A block of data:
──────────────────────────────
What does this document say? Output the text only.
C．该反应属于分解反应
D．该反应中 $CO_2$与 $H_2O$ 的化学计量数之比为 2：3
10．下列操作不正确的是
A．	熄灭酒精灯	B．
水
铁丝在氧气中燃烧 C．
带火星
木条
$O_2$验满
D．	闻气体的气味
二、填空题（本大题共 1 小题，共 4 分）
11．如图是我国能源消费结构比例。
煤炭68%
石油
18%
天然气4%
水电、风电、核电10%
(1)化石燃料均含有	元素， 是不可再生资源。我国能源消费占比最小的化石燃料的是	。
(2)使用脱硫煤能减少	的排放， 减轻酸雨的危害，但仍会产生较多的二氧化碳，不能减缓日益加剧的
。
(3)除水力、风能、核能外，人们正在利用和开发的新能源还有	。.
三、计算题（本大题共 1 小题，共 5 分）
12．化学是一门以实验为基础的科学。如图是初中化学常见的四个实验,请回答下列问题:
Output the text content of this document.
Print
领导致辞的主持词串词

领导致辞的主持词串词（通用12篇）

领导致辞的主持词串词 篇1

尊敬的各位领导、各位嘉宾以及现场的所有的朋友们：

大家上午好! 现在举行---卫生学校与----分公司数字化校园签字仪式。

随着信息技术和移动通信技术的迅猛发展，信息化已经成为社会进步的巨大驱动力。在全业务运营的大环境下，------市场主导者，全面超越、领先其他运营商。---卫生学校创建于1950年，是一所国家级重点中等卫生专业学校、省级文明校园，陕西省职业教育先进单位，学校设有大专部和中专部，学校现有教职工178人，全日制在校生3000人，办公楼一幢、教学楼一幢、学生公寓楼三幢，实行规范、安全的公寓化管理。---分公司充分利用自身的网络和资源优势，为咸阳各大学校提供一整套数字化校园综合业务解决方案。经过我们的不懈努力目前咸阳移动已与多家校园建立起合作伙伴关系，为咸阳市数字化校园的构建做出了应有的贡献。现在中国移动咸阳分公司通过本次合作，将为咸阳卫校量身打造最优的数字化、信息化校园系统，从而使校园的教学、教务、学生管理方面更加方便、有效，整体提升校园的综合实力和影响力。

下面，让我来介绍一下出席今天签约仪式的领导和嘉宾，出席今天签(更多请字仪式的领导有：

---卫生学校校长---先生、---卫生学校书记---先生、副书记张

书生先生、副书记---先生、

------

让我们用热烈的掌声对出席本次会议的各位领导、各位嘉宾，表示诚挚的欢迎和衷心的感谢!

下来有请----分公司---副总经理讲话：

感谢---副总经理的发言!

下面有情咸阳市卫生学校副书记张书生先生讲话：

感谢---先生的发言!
──────────────────────────────
Output the records verbatim, from the first line to the last.

What does this document say? Output the text only.
C．该反应属于分解反应
D．该反应中 $CO_2$与 $H_2O$ 的化学计量数之比为 2：3
10．下列操作不正确的是
A．	熄灭酒精灯	B．
水
铁丝在氧气中燃烧 C．
带火星
木条
$O_2$验满
D．	闻气体的气味
二、填空题（本大题共 1 小题，共 4 分）
11．如图是我国能源消费结构比例。
煤炭68%
石油
18%
天然气4%
水电、风电、核电10%
(1)化石燃料均含有	元素， 是不可再生资源。我国能源消费占比最小的化石燃料的是	。
(2)使用脱硫煤能减少	的排放， 减轻酸雨的危害，但仍会产生较多的二氧化碳，不能减缓日益加剧的
。
(3)除水力、风能、核能外，人们正在利用和开发的新能源还有	。.
三、计算题（本大题共 1 小题，共 5 分）
12．化学是一门以实验为基础的科学。如图是初中化学常见的四个实验,请回答下列问题:
Output the text content of this document.
Print
领导致辞的主持词串词

领导致辞的主持词串词（通用12篇）

领导致辞的主持词串词 篇1

尊敬的各位领导、各位嘉宾以及现场的所有的朋友们：

大家上午好! 现在举行---卫生学校与----分公司数字化校园签字仪式。

随着信息技术和移动通信技术的迅猛发展，信息化已经成为社会进步的巨大驱动力。在全业务运营的大环境下，------市场主导者，全面超越、领先其他运营商。---卫生学校创建于1950年，是一所国家级重点中等卫生专业学校、省级文明校园，陕西省职业教育先进单位，学校设有大专部和中专部，学校现有教职工178人，全日制在校生3000人，办公楼一幢、教学楼一幢、学生公寓楼三幢，实行规范、安全的公寓化管理。---分公司充分利用自身的网络和资源优势，为咸阳各大学校提供一整套数字化校园综合业务解决方案。经过我们的不懈努力目前咸阳移动已与多家校园建立起合作伙伴关系，为咸阳市数字化校园的构建做出了应有的贡献。现在中国移动咸阳分公司通过本次合作，将为咸阳卫校量身打造最优的数字化、信息化校园系统，从而使校园的教学、教务、学生管理方面更加方便、有效，整体提升校园的综合实力和影响力。

下面，让我来介绍一下出席今天签约仪式的领导和嘉宾，出席今天签(更多请字仪式的领导有：

---卫生学校校长---先生、---卫生学校书记---先生、副书记张

书生先生、副书记---先生、

------

让我们用热烈的掌声对出席本次会议的各位领导、各位嘉宾，表示诚挚的欢迎和衷心的感谢!

下来有请----分公司---副总经理讲话：

感谢---副总经理的发言!

下面有情咸阳市卫生学校副书记张书生先生讲话：

感谢---先生的发言!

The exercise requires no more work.